> Extrait source:
☆ ☆ ☆ ☆ ☆ ☆ ☆

Ce mercredi 5 juillet, un peu plus d’un mois avant le 70 anniversaire de l’indépendance de l’Inde et du Pakistan les 14 et 15 août prochains, cet événement nous est raconté sur grand écran dans Le dernier vice-roi des Indes par la réalisatrice britannique d’origine indienne Gurinder Chadha. Le film avait avait été présenté, hors compétition, lors du Festival de Berlin cette année.

Mars 1947. Après 300 ans de domination anglaise, le Palais du Vice-Roi à Delhi ouvre ses portes une dernière fois pour accueillir en grande pompe Lord Mountbatten et sa famille. Petit-fils de la reine d’Angleterre et nommé dernier Vice-Roi des Indes, « Dickie » Mountbatten devra préparer le pays à l’indépendance. Mais la tâche s’avérera bien plus ardue que prévu. Après d’âpres négociations avec Nehru, Gandhi et Jinnah, perturbées par de violents conflits religieux, il n’aura d’autre choix que d’entériner la partition des Indes et la création d’un nouvel état, le Pakistan. Dans le même temps, Jeet et Aalia, deux jeunes indiens au service du Palais et que la religion oppose, subiront ces événements et auront à choisir entre leur amour et leur attachement à leurs communautés. La décision de Lord Mountbatten va provoquer l’un des plus grands déplacements de population de l’Histoire et ses conséquences se font encore ressentir aujourd’hui.

Disons-le tout de suite, Le dernier vice-roi des Indes est une magnifique épopée splendidement mise en scène avec des décors, costumes, musique et photo particulièrement soignés. On est dans du grand et beau cinéma, où l’écran devient une fenêtre qui s’ouvre sur le monde, sur l’histoire (ou du moins une vision de cette histoire), caresse nos émotions et nous donne ainsi de nous laisser porter comme sur un tapis volant pour s’évader et prendre du bon temps. La bonne tenue générale du casting, dans lequel on appréciera notamment de retrouver Gillian Anderson malheureusement trop souvent cantonnée à son rôle de l’agent Dana Scully et aux séries tv, apporte en plus un goût d’authenticité qui nous donne d’entrer plus aisément dans cette belle et néanmoins douloureuse histoire d’indépendance.

☆ ☆ ☆ ☆ ☆ ☆ ☆

> Consigne A:
Mettez à jour les entrées, depuis la première jusqu'à la ligne contenant « bar-asean-6-will-use-when-available: 41% — » incluse, en remplaçant « data-label » par « value-label » et sans rien modifier d'autre.

> Données fournies:
☆ ☆ ☆ ☆ ☆ ☆ ☆

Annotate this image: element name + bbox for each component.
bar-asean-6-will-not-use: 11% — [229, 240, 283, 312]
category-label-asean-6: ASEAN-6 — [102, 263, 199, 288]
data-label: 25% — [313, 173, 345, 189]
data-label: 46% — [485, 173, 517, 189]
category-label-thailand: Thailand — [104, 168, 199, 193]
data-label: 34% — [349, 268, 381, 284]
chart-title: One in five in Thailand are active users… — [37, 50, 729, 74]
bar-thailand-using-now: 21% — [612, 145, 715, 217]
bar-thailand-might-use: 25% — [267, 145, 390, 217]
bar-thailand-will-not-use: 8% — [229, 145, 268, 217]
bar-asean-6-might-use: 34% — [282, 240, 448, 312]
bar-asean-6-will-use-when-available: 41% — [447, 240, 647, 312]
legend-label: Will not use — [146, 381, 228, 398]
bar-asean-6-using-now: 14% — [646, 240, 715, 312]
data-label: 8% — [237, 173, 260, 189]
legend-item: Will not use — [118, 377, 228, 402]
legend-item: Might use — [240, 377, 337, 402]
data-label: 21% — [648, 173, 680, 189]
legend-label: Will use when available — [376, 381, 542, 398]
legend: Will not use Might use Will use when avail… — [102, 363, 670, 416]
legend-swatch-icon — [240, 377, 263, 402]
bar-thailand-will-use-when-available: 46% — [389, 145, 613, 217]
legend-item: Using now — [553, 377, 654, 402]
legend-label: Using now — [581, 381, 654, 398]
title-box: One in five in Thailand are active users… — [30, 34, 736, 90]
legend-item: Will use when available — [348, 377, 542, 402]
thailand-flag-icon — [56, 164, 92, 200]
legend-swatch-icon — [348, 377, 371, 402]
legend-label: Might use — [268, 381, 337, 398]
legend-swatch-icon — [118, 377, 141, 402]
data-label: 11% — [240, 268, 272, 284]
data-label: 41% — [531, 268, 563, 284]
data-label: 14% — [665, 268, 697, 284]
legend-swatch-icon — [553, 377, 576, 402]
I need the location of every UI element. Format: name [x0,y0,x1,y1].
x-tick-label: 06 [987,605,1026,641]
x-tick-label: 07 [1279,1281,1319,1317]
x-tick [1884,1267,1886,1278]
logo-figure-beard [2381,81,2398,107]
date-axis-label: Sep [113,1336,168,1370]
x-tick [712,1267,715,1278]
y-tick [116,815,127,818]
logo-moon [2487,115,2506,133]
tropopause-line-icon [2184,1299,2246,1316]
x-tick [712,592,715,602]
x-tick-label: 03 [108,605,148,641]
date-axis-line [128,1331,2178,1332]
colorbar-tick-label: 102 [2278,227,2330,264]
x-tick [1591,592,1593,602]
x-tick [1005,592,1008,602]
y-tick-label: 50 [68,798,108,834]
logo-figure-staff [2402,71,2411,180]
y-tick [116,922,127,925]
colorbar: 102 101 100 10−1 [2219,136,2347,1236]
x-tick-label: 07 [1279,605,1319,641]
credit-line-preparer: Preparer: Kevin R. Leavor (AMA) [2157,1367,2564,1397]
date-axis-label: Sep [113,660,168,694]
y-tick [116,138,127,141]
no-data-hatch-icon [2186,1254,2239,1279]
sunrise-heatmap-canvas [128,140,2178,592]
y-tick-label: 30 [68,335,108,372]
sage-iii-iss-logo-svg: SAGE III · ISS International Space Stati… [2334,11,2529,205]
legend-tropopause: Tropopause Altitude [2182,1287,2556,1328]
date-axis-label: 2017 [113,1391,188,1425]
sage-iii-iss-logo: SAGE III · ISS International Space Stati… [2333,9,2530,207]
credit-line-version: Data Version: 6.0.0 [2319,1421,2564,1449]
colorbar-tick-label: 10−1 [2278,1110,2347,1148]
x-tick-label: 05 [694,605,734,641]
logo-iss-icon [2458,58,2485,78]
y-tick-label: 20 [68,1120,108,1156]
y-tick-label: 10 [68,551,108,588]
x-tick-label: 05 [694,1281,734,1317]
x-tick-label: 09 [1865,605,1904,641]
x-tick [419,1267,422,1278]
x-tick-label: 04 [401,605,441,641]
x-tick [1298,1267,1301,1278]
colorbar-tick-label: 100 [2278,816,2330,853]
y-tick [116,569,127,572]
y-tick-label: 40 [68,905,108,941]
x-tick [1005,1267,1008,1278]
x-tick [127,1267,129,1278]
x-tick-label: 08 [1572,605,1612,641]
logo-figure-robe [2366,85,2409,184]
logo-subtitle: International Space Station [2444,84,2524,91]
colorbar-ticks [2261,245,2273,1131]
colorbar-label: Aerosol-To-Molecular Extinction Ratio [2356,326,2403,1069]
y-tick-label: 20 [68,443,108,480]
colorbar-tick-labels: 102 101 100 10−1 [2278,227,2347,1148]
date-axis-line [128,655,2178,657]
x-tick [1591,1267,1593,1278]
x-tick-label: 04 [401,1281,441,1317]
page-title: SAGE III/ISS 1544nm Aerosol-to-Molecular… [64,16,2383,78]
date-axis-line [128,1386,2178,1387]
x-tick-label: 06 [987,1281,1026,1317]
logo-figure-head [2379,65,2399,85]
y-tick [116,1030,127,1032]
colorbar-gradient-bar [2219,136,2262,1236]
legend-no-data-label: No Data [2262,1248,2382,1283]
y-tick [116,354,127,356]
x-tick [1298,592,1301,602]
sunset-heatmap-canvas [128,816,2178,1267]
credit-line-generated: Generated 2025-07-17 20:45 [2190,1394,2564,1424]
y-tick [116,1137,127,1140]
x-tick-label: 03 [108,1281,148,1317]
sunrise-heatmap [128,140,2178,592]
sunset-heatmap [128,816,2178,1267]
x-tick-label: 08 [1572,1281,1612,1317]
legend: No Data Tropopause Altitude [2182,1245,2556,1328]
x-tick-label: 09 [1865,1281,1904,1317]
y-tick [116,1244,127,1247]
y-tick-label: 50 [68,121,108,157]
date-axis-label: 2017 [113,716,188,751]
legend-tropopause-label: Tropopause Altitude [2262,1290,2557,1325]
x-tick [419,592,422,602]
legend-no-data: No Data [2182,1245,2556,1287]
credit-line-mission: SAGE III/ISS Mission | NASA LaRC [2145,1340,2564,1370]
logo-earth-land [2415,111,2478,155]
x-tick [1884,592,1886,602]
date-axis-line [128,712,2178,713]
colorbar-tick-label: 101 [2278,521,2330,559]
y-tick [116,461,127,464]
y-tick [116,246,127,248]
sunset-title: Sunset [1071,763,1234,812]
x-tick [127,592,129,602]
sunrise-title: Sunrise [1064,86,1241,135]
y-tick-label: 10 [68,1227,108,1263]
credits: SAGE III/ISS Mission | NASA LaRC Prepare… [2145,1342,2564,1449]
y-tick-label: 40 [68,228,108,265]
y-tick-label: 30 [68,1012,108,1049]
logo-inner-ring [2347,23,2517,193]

☆ ☆ ☆ ☆ ☆ ☆ ☆

> Consigne B:
Poursuivez la critique du film Le dernier vice-roi des Indes en reprenant après sa dernière phrase.

> Réponse attendue A:
Annotate this image: element name + bbox for each component.
bar-asean-6-will-not-use: 11% — [229, 240, 283, 312]
category-label-asean-6: ASEAN-6 — [102, 263, 199, 288]
value-label: 25% — [313, 173, 345, 189]
value-label: 46% — [485, 173, 517, 189]
category-label-thailand: Thailand — [104, 168, 199, 193]
value-label: 34% — [349, 268, 381, 284]
chart-title: One in five in Thailand are active users… — [37, 50, 729, 74]
bar-thailand-using-now: 21% — [612, 145, 715, 217]
bar-thailand-might-use: 25% — [267, 145, 390, 217]
bar-thailand-will-not-use: 8% — [229, 145, 268, 217]
bar-asean-6-might-use: 34% — [282, 240, 448, 312]
bar-asean-6-will-use-when-available: 41% — [447, 240, 647, 312]

> Réponse attendue B:
Car si le décor et les couleurs nous en mettent plein la vue, impossible d’oublier le fond et ce qui nous est conté. Récit à la fois heureux car la liberté offerte résonne forcément comme une victoire, mais aussi l’horreur du prix à payer avec les méfaits des intérêts politiques qui s’y mêlent et laissent sur le carreau tant et tant d’hommes, de femmes et d’enfants. Gurinder Chadha dresse un vif portrait de la peur, de la violence, de la terreur et de l’insécurité qui ont précipité la division d’une nation dont les habitants se battent entre eux avec la même ferveur dont il font preuve pour défendre leur droit à l’indépendance. La thèse poursuivie par le film défend Lord Mountbatten :« Beaucoup de textes ont montré qu’il était contre la partition quand il est arrivé, mais c’est devenu une marionnette des politiciens, des officiers », souligne la réalisatrice lors de la conférence de presse à Berlin. Le film prend alors bien sûr aussi une résonance particulière plus contemporaine encore, alors que la question communautaire et religieuse n’a jamais semblée aussi cruciale. Elle ajoute encore « J’ai réalisé combien il était important de raconter cette histoire. Quand je suis arrivé au Pakistan, dans le village de mes grands-parents, tout le monde m’a accueilli comme si j’étais dans mon pays ». Des grands-parents qui ont vécu la partition et perdu un enfant lors de l’exode forcé des membres des deux communautés – exode qui a fait au moins un million de morts. « Je voulais faire un film qui raconte les aspects politiques mais aussi les aspects humains, les drames qu’ont vécus les familles ».

Ces aspects humains sont justement aussi abordés là de façon intelligente en intégrant la petite histoire à la grande, mais comme cela est toujours le cas dans la vraie vie. Parallèlement à l’intrigue politique, des histoires individuelles se jouent… et là cette jolie romance qui se développe entre un policier hindou (Manish Dayal) et une musulmane (Huma Qureshi) apporte une forme de proximité dans la largeur du reste. Tous deux travaillent à la cour du Vice-roi, et imprègnent la narration d’un point de vue laïc sur la manière dont de grandes décisions peuvent bouleverser une vie.

Une fois encore, un grand et beau cinéma dont il fera bon profiter en ce début d’été !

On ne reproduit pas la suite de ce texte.